Locate all lines with the word "color" and copy them out.
◇ ◇ ◇ ◇ ◇ ◇ ◇
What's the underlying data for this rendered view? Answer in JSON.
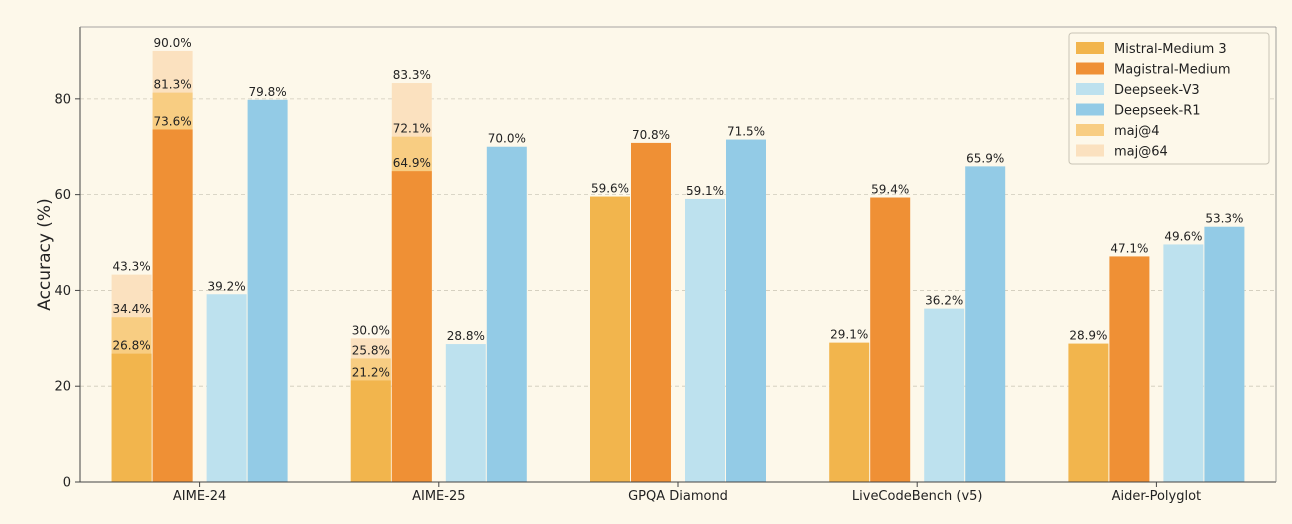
{
  "chart_data": {
    "type": "bar",
    "ylabel": "Accuracy (%)",
    "xlabel": "",
    "ylim": [
      0,
      95
    ],
    "yticks": [
      0,
      20,
      40,
      60,
      80
    ],
    "grid": true,
    "legend_position": "top-right",
    "categories": [
      "AIME-24",
      "AIME-25",
      "GPQA Diamond",
      "LiveCodeBench (v5)",
      "Aider-Polyglot"
    ],
    "series": [
      {
        "name": "Mistral-Medium 3",
        "color": "#f2b54d",
        "values": [
          26.8,
          21.2,
          59.6,
          29.1,
          28.9
        ],
        "labels": [
          "26.8%",
          "21.2%",
          "59.6%",
          "29.1%",
          "28.9%"
        ]
      },
      {
        "name": "Magistral-Medium",
        "color": "#ef9035",
        "values": [
          73.6,
          64.9,
          70.8,
          59.4,
          47.1
        ],
        "labels": [
          "73.6%",
          "64.9%",
          "70.8%",
          "59.4%",
          "47.1%"
        ]
      },
      {
        "name": "Deepseek-V3",
        "color": "#bde1ee",
        "values": [
          39.2,
          28.8,
          59.1,
          36.2,
          49.6
        ],
        "labels": [
          "39.2%",
          "28.8%",
          "59.1%",
          "36.2%",
          "49.6%"
        ]
      },
      {
        "name": "Deepseek-R1",
        "color": "#93cbe6",
        "values": [
          79.8,
          70.0,
          71.5,
          65.9,
          53.3
        ],
        "labels": [
          "79.8%",
          "70.0%",
          "71.5%",
          "65.9%",
          "53.3%"
        ]
      }
    ],
    "overlays": [
      {
        "name": "maj@4",
        "color": "#f8cd82",
        "entries": [
          {
            "category": "AIME-24",
            "series": "Mistral-Medium 3",
            "value": 34.4,
            "label": "34.4%"
          },
          {
            "category": "AIME-24",
            "series": "Magistral-Medium",
            "value": 81.3,
            "label": "81.3%"
          },
          {
            "category": "AIME-25",
            "series": "Mistral-Medium 3",
            "value": 25.8,
            "label": "25.8%"
          },
          {
            "category": "AIME-25",
            "series": "Magistral-Medium",
            "value": 72.1,
            "label": "72.1%"
          }
        ]
      },
      {
        "name": "maj@64",
        "color": "#fbe1bf",
        "entries": [
          {
            "category": "AIME-24",
            "series": "Mistral-Medium 3",
            "value": 43.3,
            "label": "43.3%"
          },
          {
            "category": "AIME-24",
            "series": "Magistral-Medium",
            "value": 90.0,
            "label": "90.0%"
          },
          {
            "category": "AIME-25",
            "series": "Mistral-Medium 3",
            "value": 30.0,
            "label": "30.0%"
          },
          {
            "category": "AIME-25",
            "series": "Magistral-Medium",
            "value": 83.3,
            "label": "83.3%"
          }
        ]
      }
    ],
    "legend": [
      "Mistral-Medium 3",
      "Magistral-Medium",
      "Deepseek-V3",
      "Deepseek-R1",
      "maj@4",
      "maj@64"
    ]
  }
}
◇ ◇ ◇ ◇ ◇ ◇ ◇
** Written reply **
        "color": "#f2b54d",
        "color": "#ef9035",
        "color": "#bde1ee",
        "color": "#93cbe6",
        "color": "#f8cd82",
        "color": "#fbe1bf",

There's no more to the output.